## SHORT PROBLEM
All records below must be retyped exactly.

>> BEGIN MATERIAL SHOWN

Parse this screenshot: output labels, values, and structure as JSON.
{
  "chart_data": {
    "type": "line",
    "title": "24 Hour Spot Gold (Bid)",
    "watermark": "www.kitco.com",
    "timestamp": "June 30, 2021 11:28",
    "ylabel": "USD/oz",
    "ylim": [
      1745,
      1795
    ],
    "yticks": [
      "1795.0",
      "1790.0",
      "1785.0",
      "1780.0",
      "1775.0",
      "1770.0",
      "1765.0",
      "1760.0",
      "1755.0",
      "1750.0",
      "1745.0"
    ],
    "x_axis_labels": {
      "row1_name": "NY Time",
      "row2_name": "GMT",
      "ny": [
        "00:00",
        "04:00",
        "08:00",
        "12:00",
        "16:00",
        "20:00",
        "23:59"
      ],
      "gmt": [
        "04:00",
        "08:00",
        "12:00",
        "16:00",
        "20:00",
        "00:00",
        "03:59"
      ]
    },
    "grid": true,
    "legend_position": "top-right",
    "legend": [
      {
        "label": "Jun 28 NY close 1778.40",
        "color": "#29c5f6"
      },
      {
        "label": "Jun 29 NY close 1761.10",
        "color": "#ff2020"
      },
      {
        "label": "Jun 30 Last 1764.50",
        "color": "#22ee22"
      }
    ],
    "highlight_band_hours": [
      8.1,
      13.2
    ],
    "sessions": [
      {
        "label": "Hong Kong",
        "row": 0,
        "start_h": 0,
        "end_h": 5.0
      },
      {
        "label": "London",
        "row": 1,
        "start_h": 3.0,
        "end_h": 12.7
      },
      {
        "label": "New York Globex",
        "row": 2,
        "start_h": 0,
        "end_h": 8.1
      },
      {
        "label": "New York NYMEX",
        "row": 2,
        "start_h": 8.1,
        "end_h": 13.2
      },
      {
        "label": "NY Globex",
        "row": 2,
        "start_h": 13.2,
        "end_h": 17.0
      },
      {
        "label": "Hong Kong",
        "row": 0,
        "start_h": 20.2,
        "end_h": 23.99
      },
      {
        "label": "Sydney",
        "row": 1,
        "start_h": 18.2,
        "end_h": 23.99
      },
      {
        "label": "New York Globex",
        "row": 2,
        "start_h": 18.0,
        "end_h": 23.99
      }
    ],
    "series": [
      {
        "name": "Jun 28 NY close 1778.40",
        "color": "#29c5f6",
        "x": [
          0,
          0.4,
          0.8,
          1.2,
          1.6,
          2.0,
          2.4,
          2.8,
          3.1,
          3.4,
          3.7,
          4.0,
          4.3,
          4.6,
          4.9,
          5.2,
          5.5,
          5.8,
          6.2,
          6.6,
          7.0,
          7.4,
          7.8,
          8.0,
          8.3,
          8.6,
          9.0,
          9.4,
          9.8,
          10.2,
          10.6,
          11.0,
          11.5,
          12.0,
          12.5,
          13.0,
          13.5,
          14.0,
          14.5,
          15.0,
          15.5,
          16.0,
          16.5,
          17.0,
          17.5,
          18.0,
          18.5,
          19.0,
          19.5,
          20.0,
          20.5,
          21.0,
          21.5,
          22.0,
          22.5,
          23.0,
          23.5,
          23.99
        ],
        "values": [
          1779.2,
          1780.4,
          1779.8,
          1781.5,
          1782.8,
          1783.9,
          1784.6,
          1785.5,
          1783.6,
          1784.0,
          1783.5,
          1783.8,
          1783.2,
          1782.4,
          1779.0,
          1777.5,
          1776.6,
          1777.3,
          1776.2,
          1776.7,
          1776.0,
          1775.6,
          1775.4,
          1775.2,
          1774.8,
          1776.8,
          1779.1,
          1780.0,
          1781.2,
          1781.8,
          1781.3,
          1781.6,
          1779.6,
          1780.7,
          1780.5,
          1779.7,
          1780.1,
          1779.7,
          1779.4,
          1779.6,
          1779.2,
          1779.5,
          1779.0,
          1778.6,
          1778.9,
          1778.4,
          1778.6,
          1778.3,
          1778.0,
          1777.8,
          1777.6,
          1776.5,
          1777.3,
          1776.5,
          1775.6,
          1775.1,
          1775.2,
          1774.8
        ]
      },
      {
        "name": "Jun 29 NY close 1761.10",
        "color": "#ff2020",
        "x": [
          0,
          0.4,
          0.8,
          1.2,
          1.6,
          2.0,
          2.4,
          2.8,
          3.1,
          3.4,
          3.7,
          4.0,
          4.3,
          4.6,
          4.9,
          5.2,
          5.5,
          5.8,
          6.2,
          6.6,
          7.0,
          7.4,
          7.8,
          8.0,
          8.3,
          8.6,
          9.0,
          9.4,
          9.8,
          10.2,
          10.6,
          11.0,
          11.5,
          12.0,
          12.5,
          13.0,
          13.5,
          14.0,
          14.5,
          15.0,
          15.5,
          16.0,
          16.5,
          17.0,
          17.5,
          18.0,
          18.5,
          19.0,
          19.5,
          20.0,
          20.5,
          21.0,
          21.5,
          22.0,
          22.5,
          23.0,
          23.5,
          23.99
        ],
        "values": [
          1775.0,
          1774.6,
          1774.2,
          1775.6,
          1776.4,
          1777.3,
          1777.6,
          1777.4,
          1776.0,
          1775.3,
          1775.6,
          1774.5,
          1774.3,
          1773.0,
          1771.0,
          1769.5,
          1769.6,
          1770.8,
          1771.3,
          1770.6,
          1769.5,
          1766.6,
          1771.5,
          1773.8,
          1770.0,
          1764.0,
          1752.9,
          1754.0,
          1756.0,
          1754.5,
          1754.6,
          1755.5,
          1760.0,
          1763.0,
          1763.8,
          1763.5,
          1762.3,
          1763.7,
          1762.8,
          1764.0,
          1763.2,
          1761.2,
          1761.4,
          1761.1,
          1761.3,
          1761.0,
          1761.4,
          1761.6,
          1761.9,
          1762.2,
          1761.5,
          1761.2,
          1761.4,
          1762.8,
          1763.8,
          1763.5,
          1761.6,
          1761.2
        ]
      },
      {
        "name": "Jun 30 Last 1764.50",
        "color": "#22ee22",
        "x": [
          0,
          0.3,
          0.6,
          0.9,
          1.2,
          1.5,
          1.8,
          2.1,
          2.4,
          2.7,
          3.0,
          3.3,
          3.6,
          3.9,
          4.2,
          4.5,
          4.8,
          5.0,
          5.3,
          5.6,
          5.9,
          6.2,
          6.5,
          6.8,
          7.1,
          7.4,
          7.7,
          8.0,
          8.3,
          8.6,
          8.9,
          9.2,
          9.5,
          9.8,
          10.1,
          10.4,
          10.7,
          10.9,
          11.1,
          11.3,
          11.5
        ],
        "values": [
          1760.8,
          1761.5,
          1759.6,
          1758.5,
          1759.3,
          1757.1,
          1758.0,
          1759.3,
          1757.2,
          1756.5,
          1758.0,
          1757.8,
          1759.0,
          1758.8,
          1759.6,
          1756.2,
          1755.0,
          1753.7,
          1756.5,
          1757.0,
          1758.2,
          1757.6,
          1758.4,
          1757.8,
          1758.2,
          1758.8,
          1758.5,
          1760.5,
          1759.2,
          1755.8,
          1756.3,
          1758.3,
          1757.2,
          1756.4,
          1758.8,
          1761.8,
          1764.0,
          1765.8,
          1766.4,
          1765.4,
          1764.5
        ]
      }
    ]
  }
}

>> END MATERIAL SHOWN

## FULL OUTPUT
Parse this screenshot: output labels, values, and structure as JSON.
{
  "chart_data": {
    "type": "line",
    "title": "24 Hour Spot Gold (Bid)",
    "watermark": "www.kitco.com",
    "timestamp": "June 30, 2021 11:28",
    "ylabel": "USD/oz",
    "ylim": [
      1745,
      1795
    ],
    "yticks": [
      "1795.0",
      "1790.0",
      "1785.0",
      "1780.0",
      "1775.0",
      "1770.0",
      "1765.0",
      "1760.0",
      "1755.0",
      "1750.0",
      "1745.0"
    ],
    "x_axis_labels": {
      "row1_name": "NY Time",
      "row2_name": "GMT",
      "ny": [
        "00:00",
        "04:00",
        "08:00",
        "12:00",
        "16:00",
        "20:00",
        "23:59"
      ],
      "gmt": [
        "04:00",
        "08:00",
        "12:00",
        "16:00",
        "20:00",
        "00:00",
        "03:59"
      ]
    },
    "grid": true,
    "legend_position": "top-right",
    "legend": [
      {
        "label": "Jun 28 NY close 1778.40",
        "color": "#29c5f6"
      },
      {
        "label": "Jun 29 NY close 1761.10",
        "color": "#ff2020"
      },
      {
        "label": "Jun 30 Last 1764.50",
        "color": "#22ee22"
      }
    ],
    "highlight_band_hours": [
      8.1,
      13.2
    ],
    "sessions": [
      {
        "label": "Hong Kong",
        "row": 0,
        "start_h": 0,
        "end_h": 5.0
      },
      {
        "label": "London",
        "row": 1,
        "start_h": 3.0,
        "end_h": 12.7
      },
      {
        "label": "New York Globex",
        "row": 2,
        "start_h": 0,
        "end_h": 8.1
      },
      {
        "label": "New York NYMEX",
        "row": 2,
        "start_h": 8.1,
        "end_h": 13.2
      },
      {
        "label": "NY Globex",
        "row": 2,
        "start_h": 13.2,
        "end_h": 17.0
      },
      {
        "label": "Hong Kong",
        "row": 0,
        "start_h": 20.2,
        "end_h": 23.99
      },
      {
        "label": "Sydney",
        "row": 1,
        "start_h": 18.2,
        "end_h": 23.99
      },
      {
        "label": "New York Globex",
        "row": 2,
        "start_h": 18.0,
        "end_h": 23.99
      }
    ],
    "series": [
      {
        "name": "Jun 28 NY close 1778.40",
        "color": "#29c5f6",
        "x": [
          0,
          0.4,
          0.8,
          1.2,
          1.6,
          2.0,
          2.4,
          2.8,
          3.1,
          3.4,
          3.7,
          4.0,
          4.3,
          4.6,
          4.9,
          5.2,
          5.5,
          5.8,
          6.2,
          6.6,
          7.0,
          7.4,
          7.8,
          8.0,
          8.3,
          8.6,
          9.0,
          9.4,
          9.8,
          10.2,
          10.6,
          11.0,
          11.5,
          12.0,
          12.5,
          13.0,
          13.5,
          14.0,
          14.5,
          15.0,
          15.5,
          16.0,
          16.5,
          17.0,
          17.5,
          18.0,
          18.5,
          19.0,
          19.5,
          20.0,
          20.5,
          21.0,
          21.5,
          22.0,
          22.5,
          23.0,
          23.5,
          23.99
        ],
        "values": [
          1779.2,
          1780.4,
          1779.8,
          1781.5,
          1782.8,
          1783.9,
          1784.6,
          1785.5,
          1783.6,
          1784.0,
          1783.5,
          1783.8,
          1783.2,
          1782.4,
          1779.0,
          1777.5,
          1776.6,
          1777.3,
          1776.2,
          1776.7,
          1776.0,
          1775.6,
          1775.4,
          1775.2,
          1774.8,
          1776.8,
          1779.1,
          1780.0,
          1781.2,
          1781.8,
          1781.3,
          1781.6,
          1779.6,
          1780.7,
          1780.5,
          1779.7,
          1780.1,
          1779.7,
          1779.4,
          1779.6,
          1779.2,
          1779.5,
          1779.0,
          1778.6,
          1778.9,
          1778.4,
          1778.6,
          1778.3,
          1778.0,
          1777.8,
          1777.6,
          1776.5,
          1777.3,
          1776.5,
          1775.6,
          1775.1,
          1775.2,
          1774.8
        ]
      },
      {
        "name": "Jun 29 NY close 1761.10",
        "color": "#ff2020",
        "x": [
          0,
          0.4,
          0.8,
          1.2,
          1.6,
          2.0,
          2.4,
          2.8,
          3.1,
          3.4,
          3.7,
          4.0,
          4.3,
          4.6,
          4.9,
          5.2,
          5.5,
          5.8,
          6.2,
          6.6,
          7.0,
          7.4,
          7.8,
          8.0,
          8.3,
          8.6,
          9.0,
          9.4,
          9.8,
          10.2,
          10.6,
          11.0,
          11.5,
          12.0,
          12.5,
          13.0,
          13.5,
          14.0,
          14.5,
          15.0,
          15.5,
          16.0,
          16.5,
          17.0,
          17.5,
          18.0,
          18.5,
          19.0,
          19.5,
          20.0,
          20.5,
          21.0,
          21.5,
          22.0,
          22.5,
          23.0,
          23.5,
          23.99
        ],
        "values": [
          1775.0,
          1774.6,
          1774.2,
          1775.6,
          1776.4,
          1777.3,
          1777.6,
          1777.4,
          1776.0,
          1775.3,
          1775.6,
          1774.5,
          1774.3,
          1773.0,
          1771.0,
          1769.5,
          1769.6,
          1770.8,
          1771.3,
          1770.6,
          1769.5,
          1766.6,
          1771.5,
          1773.8,
          1770.0,
          1764.0,
          1752.9,
          1754.0,
          1756.0,
          1754.5,
          1754.6,
          1755.5,
          1760.0,
          1763.0,
          1763.8,
          1763.5,
          1762.3,
          1763.7,
          1762.8,
          1764.0,
          1763.2,
          1761.2,
          1761.4,
          1761.1,
          1761.3,
          1761.0,
          1761.4,
          1761.6,
          1761.9,
          1762.2,
          1761.5,
          1761.2,
          1761.4,
          1762.8,
          1763.8,
          1763.5,
          1761.6,
          1761.2
        ]
      },
      {
        "name": "Jun 30 Last 1764.50",
        "color": "#22ee22",
        "x": [
          0,
          0.3,
          0.6,
          0.9,
          1.2,
          1.5,
          1.8,
          2.1,
          2.4,
          2.7,
          3.0,
          3.3,
          3.6,
          3.9,
          4.2,
          4.5,
          4.8,
          5.0,
          5.3,
          5.6,
          5.9,
          6.2,
          6.5,
          6.8,
          7.1,
          7.4,
          7.7,
          8.0,
          8.3,
          8.6,
          8.9,
          9.2,
          9.5,
          9.8,
          10.1,
          10.4,
          10.7,
          10.9,
          11.1,
          11.3,
          11.5
        ],
        "values": [
          1760.8,
          1761.5,
          1759.6,
          1758.5,
          1759.3,
          1757.1,
          1758.0,
          1759.3,
          1757.2,
          1756.5,
          1758.0,
          1757.8,
          1759.0,
          1758.8,
          1759.6,
          1756.2,
          1755.0,
          1753.7,
          1756.5,
          1757.0,
          1758.2,
          1757.6,
          1758.4,
          1757.8,
          1758.2,
          1758.8,
          1758.5,
          1760.5,
          1759.2,
          1755.8,
          1756.3,
          1758.3,
          1757.2,
          1756.4,
          1758.8,
          1761.8,
          1764.0,
          1765.8,
          1766.4,
          1765.4,
          1764.5
        ]
      }
    ]
  }
}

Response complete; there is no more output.